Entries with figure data
-- Start --

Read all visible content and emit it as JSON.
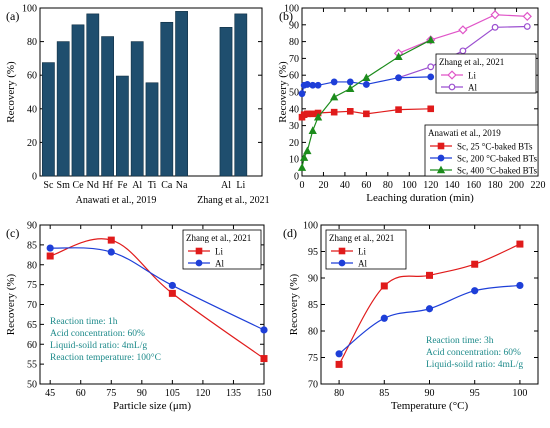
{
  "chart_data": [
    {
      "panel": "(a)",
      "type": "bar",
      "ylabel": "Recovery (%)",
      "ylim": [
        0,
        100
      ],
      "yticks": [
        0,
        20,
        40,
        60,
        80,
        100
      ],
      "bar_color": "#1f4e6e",
      "categories": [
        "Sc",
        "Sm",
        "Ce",
        "Nd",
        "Hf",
        "Fe",
        "Al",
        "Ti",
        "Ca",
        "Na",
        "Al",
        "Li"
      ],
      "values": [
        67.5,
        80,
        90,
        96.5,
        83,
        59.5,
        80,
        55.5,
        91.5,
        98,
        88.5,
        96.5
      ],
      "groups": [
        {
          "label": "Anawati et al., 2019",
          "categories": [
            "Sc",
            "Sm",
            "Ce",
            "Nd",
            "Hf",
            "Fe",
            "Al",
            "Ti",
            "Ca",
            "Na"
          ]
        },
        {
          "label": "Zhang et al., 2021",
          "categories": [
            "Al",
            "Li"
          ]
        }
      ]
    },
    {
      "panel": "(b)",
      "type": "line",
      "xlabel": "Leaching duration (min)",
      "ylabel": "Recovery (%)",
      "xlim": [
        0,
        220
      ],
      "ylim": [
        0,
        100
      ],
      "xticks": [
        0,
        20,
        40,
        60,
        80,
        100,
        120,
        140,
        160,
        180,
        200,
        220
      ],
      "yticks": [
        0,
        10,
        20,
        30,
        40,
        50,
        60,
        70,
        80,
        90,
        100
      ],
      "legends": [
        {
          "title": "Zhang et al., 2021",
          "position": "upper-right",
          "series": [
            0,
            1
          ]
        },
        {
          "title": "Anawati et al., 2019",
          "position": "lower-right",
          "series": [
            2,
            3,
            4
          ]
        }
      ],
      "series": [
        {
          "name": "Li",
          "color": "#e055c8",
          "marker": "diamond-open",
          "x": [
            90,
            120,
            150,
            180,
            210
          ],
          "y": [
            73,
            81,
            87,
            96,
            95
          ]
        },
        {
          "name": "Al",
          "color": "#9b4fd0",
          "marker": "circle-open",
          "x": [
            90,
            120,
            150,
            180,
            210
          ],
          "y": [
            58.5,
            65,
            74.5,
            88.5,
            89
          ]
        },
        {
          "name": "Sc, 25 °C-baked BTs",
          "color": "#e01b1b",
          "marker": "square",
          "x": [
            0,
            2,
            5,
            10,
            15,
            30,
            45,
            60,
            90,
            120
          ],
          "y": [
            35,
            36.5,
            37,
            37,
            37.5,
            38,
            38.5,
            37,
            39.5,
            40
          ]
        },
        {
          "name": "Sc, 200 °C-baked BTs",
          "color": "#1e3fd8",
          "marker": "circle",
          "x": [
            0,
            2,
            5,
            10,
            15,
            30,
            45,
            60,
            90,
            120
          ],
          "y": [
            49,
            54,
            54.5,
            54,
            54,
            56,
            56,
            54.5,
            58.5,
            59
          ]
        },
        {
          "name": "Sc,  400 °C-baked BTs",
          "color": "#1c8c1c",
          "marker": "triangle",
          "x": [
            0,
            2,
            5,
            10,
            15,
            30,
            45,
            60,
            90,
            120
          ],
          "y": [
            5,
            11,
            15,
            27,
            35,
            47,
            52,
            58.5,
            71,
            81
          ]
        }
      ]
    },
    {
      "panel": "(c)",
      "type": "line",
      "xlabel": "Particle size (μm)",
      "ylabel": "Recovery (%)",
      "xlim": [
        40,
        150
      ],
      "ylim": [
        50,
        90
      ],
      "xticks": [
        45,
        60,
        75,
        90,
        105,
        120,
        135,
        150
      ],
      "yticks": [
        50,
        55,
        60,
        65,
        70,
        75,
        80,
        85,
        90
      ],
      "legend": {
        "title": "Zhang et al., 2021",
        "position": "upper-right"
      },
      "annotation": [
        "Reaction time: 1h",
        "Acid concentration: 60%",
        "Liquid-soild ratio: 4mL/g",
        "Reaction temperature: 100°C"
      ],
      "annotation_color": "#1d8a8a",
      "series": [
        {
          "name": "Li",
          "color": "#e01b1b",
          "marker": "square",
          "x": [
            45,
            75,
            105,
            150
          ],
          "y": [
            82.2,
            86.2,
            72.8,
            56.4
          ]
        },
        {
          "name": "Al",
          "color": "#1e3fd8",
          "marker": "circle",
          "x": [
            45,
            75,
            105,
            150
          ],
          "y": [
            84.2,
            83.2,
            74.8,
            63.6
          ]
        }
      ]
    },
    {
      "panel": "(d)",
      "type": "line",
      "xlabel": "Temperature (°C)",
      "ylabel": "Recovery (%)",
      "xlim": [
        78,
        102
      ],
      "ylim": [
        70,
        100
      ],
      "xticks": [
        80,
        85,
        90,
        95,
        100
      ],
      "yticks": [
        70,
        75,
        80,
        85,
        90,
        95,
        100
      ],
      "legend": {
        "title": "Zhang et al., 2021",
        "position": "upper-left"
      },
      "annotation": [
        "Reaction time: 3h",
        "Acid concentration: 60%",
        "Liquid-soild ratio: 4mL/g"
      ],
      "annotation_color": "#1d8a8a",
      "series": [
        {
          "name": "Li",
          "color": "#e01b1b",
          "marker": "square",
          "x": [
            80,
            85,
            90,
            95,
            100
          ],
          "y": [
            73.7,
            88.5,
            90.5,
            92.6,
            96.4
          ]
        },
        {
          "name": "Al",
          "color": "#1e3fd8",
          "marker": "circle",
          "x": [
            80,
            85,
            90,
            95,
            100
          ],
          "y": [
            75.7,
            82.4,
            84.2,
            87.6,
            88.6
          ]
        }
      ]
    }
  ]
}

-- End --

What this task involves: Without the pictures, return the entries exactly as they appear.

Expected answer:
Read all visible content and emit it as JSON.
{
  "chart_data": [
    {
      "panel": "(a)",
      "type": "bar",
      "ylabel": "Recovery (%)",
      "ylim": [
        0,
        100
      ],
      "yticks": [
        0,
        20,
        40,
        60,
        80,
        100
      ],
      "bar_color": "#1f4e6e",
      "categories": [
        "Sc",
        "Sm",
        "Ce",
        "Nd",
        "Hf",
        "Fe",
        "Al",
        "Ti",
        "Ca",
        "Na",
        "Al",
        "Li"
      ],
      "values": [
        67.5,
        80,
        90,
        96.5,
        83,
        59.5,
        80,
        55.5,
        91.5,
        98,
        88.5,
        96.5
      ],
      "groups": [
        {
          "label": "Anawati et al., 2019",
          "categories": [
            "Sc",
            "Sm",
            "Ce",
            "Nd",
            "Hf",
            "Fe",
            "Al",
            "Ti",
            "Ca",
            "Na"
          ]
        },
        {
          "label": "Zhang et al., 2021",
          "categories": [
            "Al",
            "Li"
          ]
        }
      ]
    },
    {
      "panel": "(b)",
      "type": "line",
      "xlabel": "Leaching duration (min)",
      "ylabel": "Recovery (%)",
      "xlim": [
        0,
        220
      ],
      "ylim": [
        0,
        100
      ],
      "xticks": [
        0,
        20,
        40,
        60,
        80,
        100,
        120,
        140,
        160,
        180,
        200,
        220
      ],
      "yticks": [
        0,
        10,
        20,
        30,
        40,
        50,
        60,
        70,
        80,
        90,
        100
      ],
      "legends": [
        {
          "title": "Zhang et al., 2021",
          "position": "upper-right",
          "series": [
            0,
            1
          ]
        },
        {
          "title": "Anawati et al., 2019",
          "position": "lower-right",
          "series": [
            2,
            3,
            4
          ]
        }
      ],
      "series": [
        {
          "name": "Li",
          "color": "#e055c8",
          "marker": "diamond-open",
          "x": [
            90,
            120,
            150,
            180,
            210
          ],
          "y": [
            73,
            81,
            87,
            96,
            95
          ]
        },
        {
          "name": "Al",
          "color": "#9b4fd0",
          "marker": "circle-open",
          "x": [
            90,
            120,
            150,
            180,
            210
          ],
          "y": [
            58.5,
            65,
            74.5,
            88.5,
            89
          ]
        },
        {
          "name": "Sc, 25 °C-baked BTs",
          "color": "#e01b1b",
          "marker": "square",
          "x": [
            0,
            2,
            5,
            10,
            15,
            30,
            45,
            60,
            90,
            120
          ],
          "y": [
            35,
            36.5,
            37,
            37,
            37.5,
            38,
            38.5,
            37,
            39.5,
            40
          ]
        },
        {
          "name": "Sc, 200 °C-baked BTs",
          "color": "#1e3fd8",
          "marker": "circle",
          "x": [
            0,
            2,
            5,
            10,
            15,
            30,
            45,
            60,
            90,
            120
          ],
          "y": [
            49,
            54,
            54.5,
            54,
            54,
            56,
            56,
            54.5,
            58.5,
            59
          ]
        },
        {
          "name": "Sc,  400 °C-baked BTs",
          "color": "#1c8c1c",
          "marker": "triangle",
          "x": [
            0,
            2,
            5,
            10,
            15,
            30,
            45,
            60,
            90,
            120
          ],
          "y": [
            5,
            11,
            15,
            27,
            35,
            47,
            52,
            58.5,
            71,
            81
          ]
        }
      ]
    },
    {
      "panel": "(c)",
      "type": "line",
      "xlabel": "Particle size (μm)",
      "ylabel": "Recovery (%)",
      "xlim": [
        40,
        150
      ],
      "ylim": [
        50,
        90
      ],
      "xticks": [
        45,
        60,
        75,
        90,
        105,
        120,
        135,
        150
      ],
      "yticks": [
        50,
        55,
        60,
        65,
        70,
        75,
        80,
        85,
        90
      ],
      "legend": {
        "title": "Zhang et al., 2021",
        "position": "upper-right"
      },
      "annotation": [
        "Reaction time: 1h",
        "Acid concentration: 60%",
        "Liquid-soild ratio: 4mL/g",
        "Reaction temperature: 100°C"
      ],
      "annotation_color": "#1d8a8a",
      "series": [
        {
          "name": "Li",
          "color": "#e01b1b",
          "marker": "square",
          "x": [
            45,
            75,
            105,
            150
          ],
          "y": [
            82.2,
            86.2,
            72.8,
            56.4
          ]
        },
        {
          "name": "Al",
          "color": "#1e3fd8",
          "marker": "circle",
          "x": [
            45,
            75,
            105,
            150
          ],
          "y": [
            84.2,
            83.2,
            74.8,
            63.6
          ]
        }
      ]
    },
    {
      "panel": "(d)",
      "type": "line",
      "xlabel": "Temperature (°C)",
      "ylabel": "Recovery (%)",
      "xlim": [
        78,
        102
      ],
      "ylim": [
        70,
        100
      ],
      "xticks": [
        80,
        85,
        90,
        95,
        100
      ],
      "yticks": [
        70,
        75,
        80,
        85,
        90,
        95,
        100
      ],
      "legend": {
        "title": "Zhang et al., 2021",
        "position": "upper-left"
      },
      "annotation": [
        "Reaction time: 3h",
        "Acid concentration: 60%",
        "Liquid-soild ratio: 4mL/g"
      ],
      "annotation_color": "#1d8a8a",
      "series": [
        {
          "name": "Li",
          "color": "#e01b1b",
          "marker": "square",
          "x": [
            80,
            85,
            90,
            95,
            100
          ],
          "y": [
            73.7,
            88.5,
            90.5,
            92.6,
            96.4
          ]
        },
        {
          "name": "Al",
          "color": "#1e3fd8",
          "marker": "circle",
          "x": [
            80,
            85,
            90,
            95,
            100
          ],
          "y": [
            75.7,
            82.4,
            84.2,
            87.6,
            88.6
          ]
        }
      ]
    }
  ]
}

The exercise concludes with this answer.